--- Records supplied ---
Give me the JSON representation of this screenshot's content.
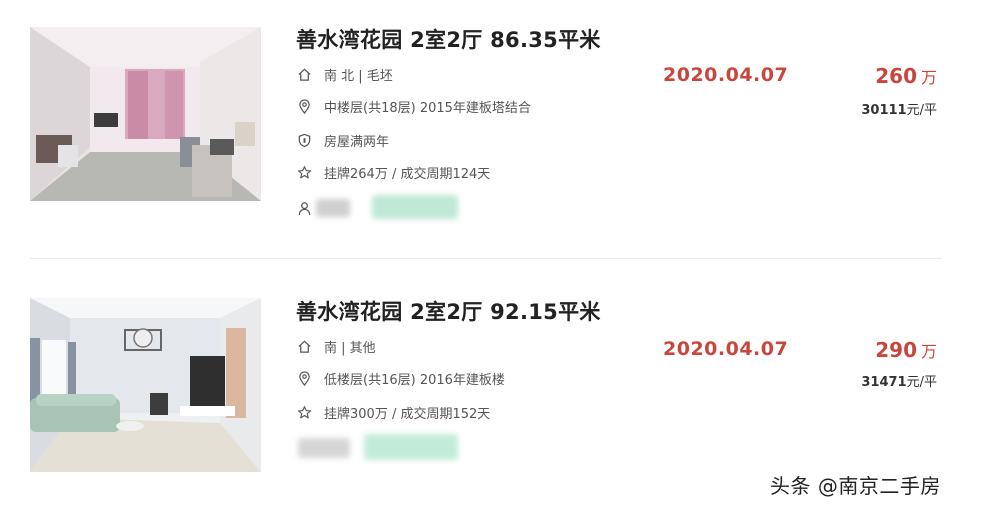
{
  "listings": [
    {
      "title": "善水湾花园 2室2厅 86.35平米",
      "orientation": "南 北 | 毛坯",
      "floor_info": "中楼层(共18层) 2015年建板塔结合",
      "tag": "房屋满两年",
      "listing_info": "挂牌264万 / 成交周期124天",
      "deal_date": "2020.04.07",
      "total_price": "260",
      "total_price_unit": "万",
      "unit_price": "30111",
      "unit_price_suffix": "元/平"
    },
    {
      "title": "善水湾花园 2室2厅 92.15平米",
      "orientation": "南 | 其他",
      "floor_info": "低楼层(共16层) 2016年建板楼",
      "listing_info": "挂牌300万 / 成交周期152天",
      "deal_date": "2020.04.07",
      "total_price": "290",
      "total_price_unit": "万",
      "unit_price": "31471",
      "unit_price_suffix": "元/平"
    }
  ],
  "watermark": "头条 @南京二手房",
  "colors": {
    "accent": "#c9463d",
    "title": "#222222",
    "text": "#555555",
    "divider": "#ececec"
  },
  "icons": {
    "house": "house-icon",
    "location": "location-pin-icon",
    "shield": "shield-icon",
    "star": "star-icon",
    "person": "person-icon"
  }
}
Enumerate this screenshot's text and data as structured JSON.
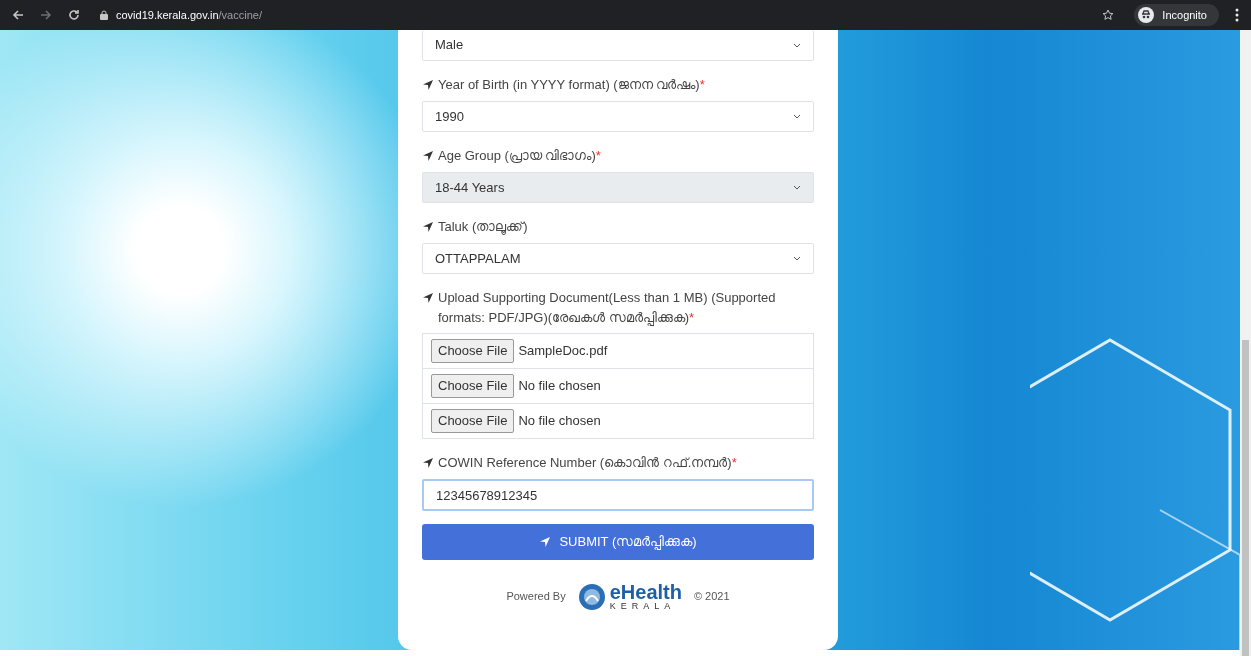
{
  "browser": {
    "url_host": "covid19.kerala.gov.in",
    "url_path": "/vaccine/",
    "profile": "Incognito"
  },
  "form": {
    "fields": [
      {
        "kind": "select",
        "value": "Male",
        "disabled": false
      },
      {
        "kind": "select",
        "label": "Year of Birth (in YYYY format) (ജനന വർഷം)",
        "required_mark": "*",
        "value": "1990",
        "disabled": false
      },
      {
        "kind": "select",
        "label": "Age Group (പ്രായ വിഭാഗം)",
        "required_mark": "*",
        "value": "18-44 Years",
        "disabled": true
      },
      {
        "kind": "select",
        "label": "Taluk (താലൂക്ക്)",
        "value": "OTTAPPALAM",
        "disabled": false
      },
      {
        "kind": "file",
        "label": "Upload Supporting Document(Less than 1 MB) (Supported formats: PDF/JPG)(രേഖകൾ സമർപ്പിക്കുക)",
        "required_mark": "*",
        "files": [
          {
            "button": "Choose File",
            "name": "SampleDoc.pdf"
          },
          {
            "button": "Choose File",
            "name": "No file chosen"
          },
          {
            "button": "Choose File",
            "name": "No file chosen"
          }
        ]
      },
      {
        "kind": "text",
        "label": "COWIN Reference Number (കൊവിൻ റഫ്.നമ്പർ)",
        "required_mark": "*",
        "value": "12345678912345",
        "focused": true
      }
    ],
    "submit": "SUBMIT (സമർപ്പിക്കുക)"
  },
  "footer": {
    "powered_by": "Powered By",
    "logo_title": "eHealth",
    "logo_subtitle": "KERALA",
    "copyright": "© 2021"
  }
}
---
Skipping the pictures, transcribe each line above exactly as it appears.

Give me the JSON representation of this screenshot's content.
{
  "listings": [
    {
      "title": "善水湾花园 2室2厅 86.35平米",
      "orientation": "南 北 | 毛坯",
      "floor_info": "中楼层(共18层) 2015年建板塔结合",
      "tag": "房屋满两年",
      "listing_info": "挂牌264万 / 成交周期124天",
      "deal_date": "2020.04.07",
      "total_price": "260",
      "total_price_unit": "万",
      "unit_price": "30111",
      "unit_price_suffix": "元/平"
    },
    {
      "title": "善水湾花园 2室2厅 92.15平米",
      "orientation": "南 | 其他",
      "floor_info": "低楼层(共16层) 2016年建板楼",
      "listing_info": "挂牌300万 / 成交周期152天",
      "deal_date": "2020.04.07",
      "total_price": "290",
      "total_price_unit": "万",
      "unit_price": "31471",
      "unit_price_suffix": "元/平"
    }
  ],
  "watermark": "头条 @南京二手房",
  "colors": {
    "accent": "#c9463d",
    "title": "#222222",
    "text": "#555555",
    "divider": "#ececec"
  },
  "icons": {
    "house": "house-icon",
    "location": "location-pin-icon",
    "shield": "shield-icon",
    "star": "star-icon",
    "person": "person-icon"
  }
}
Enumerate this screenshot's text and data as structured JSON.
{
  "browser": {
    "url_host": "covid19.kerala.gov.in",
    "url_path": "/vaccine/",
    "profile": "Incognito"
  },
  "form": {
    "fields": [
      {
        "kind": "select",
        "value": "Male",
        "disabled": false
      },
      {
        "kind": "select",
        "label": "Year of Birth (in YYYY format) (ജനന വർഷം)",
        "required_mark": "*",
        "value": "1990",
        "disabled": false
      },
      {
        "kind": "select",
        "label": "Age Group (പ്രായ വിഭാഗം)",
        "required_mark": "*",
        "value": "18-44 Years",
        "disabled": true
      },
      {
        "kind": "select",
        "label": "Taluk (താലൂക്ക്)",
        "value": "OTTAPPALAM",
        "disabled": false
      },
      {
        "kind": "file",
        "label": "Upload Supporting Document(Less than 1 MB) (Supported formats: PDF/JPG)(രേഖകൾ സമർപ്പിക്കുക)",
        "required_mark": "*",
        "files": [
          {
            "button": "Choose File",
            "name": "SampleDoc.pdf"
          },
          {
            "button": "Choose File",
            "name": "No file chosen"
          },
          {
            "button": "Choose File",
            "name": "No file chosen"
          }
        ]
      },
      {
        "kind": "text",
        "label": "COWIN Reference Number (കൊവിൻ റഫ്.നമ്പർ)",
        "required_mark": "*",
        "value": "12345678912345",
        "focused": true
      }
    ],
    "submit": "SUBMIT (സമർപ്പിക്കുക)"
  },
  "footer": {
    "powered_by": "Powered By",
    "logo_title": "eHealth",
    "logo_subtitle": "KERALA",
    "copyright": "© 2021"
  }
}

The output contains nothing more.